• _Exercise_
Copy each line below that includes "sourdough".

* START Provided information *

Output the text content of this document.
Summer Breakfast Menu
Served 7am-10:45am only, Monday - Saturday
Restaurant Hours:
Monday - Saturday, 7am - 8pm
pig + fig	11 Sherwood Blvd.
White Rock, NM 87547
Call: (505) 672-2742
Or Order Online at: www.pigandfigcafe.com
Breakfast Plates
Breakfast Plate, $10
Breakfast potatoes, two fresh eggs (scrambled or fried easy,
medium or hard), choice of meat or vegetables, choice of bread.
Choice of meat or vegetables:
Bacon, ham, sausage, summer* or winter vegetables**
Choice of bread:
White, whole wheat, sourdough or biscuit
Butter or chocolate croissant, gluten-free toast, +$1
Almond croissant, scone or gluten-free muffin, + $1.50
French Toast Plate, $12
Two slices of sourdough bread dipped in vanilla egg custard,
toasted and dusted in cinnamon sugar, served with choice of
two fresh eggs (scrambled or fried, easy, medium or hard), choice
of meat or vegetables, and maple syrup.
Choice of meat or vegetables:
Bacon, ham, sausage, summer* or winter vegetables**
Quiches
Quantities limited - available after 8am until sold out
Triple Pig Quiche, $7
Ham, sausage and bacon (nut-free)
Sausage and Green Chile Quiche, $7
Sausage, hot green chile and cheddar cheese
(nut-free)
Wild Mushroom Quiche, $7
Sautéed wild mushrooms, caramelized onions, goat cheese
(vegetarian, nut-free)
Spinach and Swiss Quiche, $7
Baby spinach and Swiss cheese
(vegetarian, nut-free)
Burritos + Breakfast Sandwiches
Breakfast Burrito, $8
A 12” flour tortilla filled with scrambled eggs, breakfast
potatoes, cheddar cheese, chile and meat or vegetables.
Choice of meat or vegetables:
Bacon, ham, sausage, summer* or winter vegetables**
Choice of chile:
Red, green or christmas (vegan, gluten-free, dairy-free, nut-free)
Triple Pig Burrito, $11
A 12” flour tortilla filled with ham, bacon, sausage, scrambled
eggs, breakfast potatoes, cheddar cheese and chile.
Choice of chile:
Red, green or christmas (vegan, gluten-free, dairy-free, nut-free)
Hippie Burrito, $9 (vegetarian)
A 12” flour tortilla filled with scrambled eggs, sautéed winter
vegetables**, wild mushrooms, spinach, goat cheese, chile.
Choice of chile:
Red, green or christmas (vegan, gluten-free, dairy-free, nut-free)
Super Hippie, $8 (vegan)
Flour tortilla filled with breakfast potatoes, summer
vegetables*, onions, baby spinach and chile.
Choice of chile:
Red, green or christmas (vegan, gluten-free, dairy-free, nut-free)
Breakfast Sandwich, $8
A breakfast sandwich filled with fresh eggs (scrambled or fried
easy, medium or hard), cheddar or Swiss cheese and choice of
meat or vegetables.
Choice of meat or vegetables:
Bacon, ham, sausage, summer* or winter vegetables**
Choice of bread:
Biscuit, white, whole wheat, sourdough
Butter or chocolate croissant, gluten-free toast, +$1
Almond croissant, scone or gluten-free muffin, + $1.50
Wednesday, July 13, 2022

* END Provided information *

• _Complete output_
White, whole wheat, sourdough or biscuit
Two slices of sourdough bread dipped in vanilla egg custard,
Biscuit, white, whole wheat, sourdough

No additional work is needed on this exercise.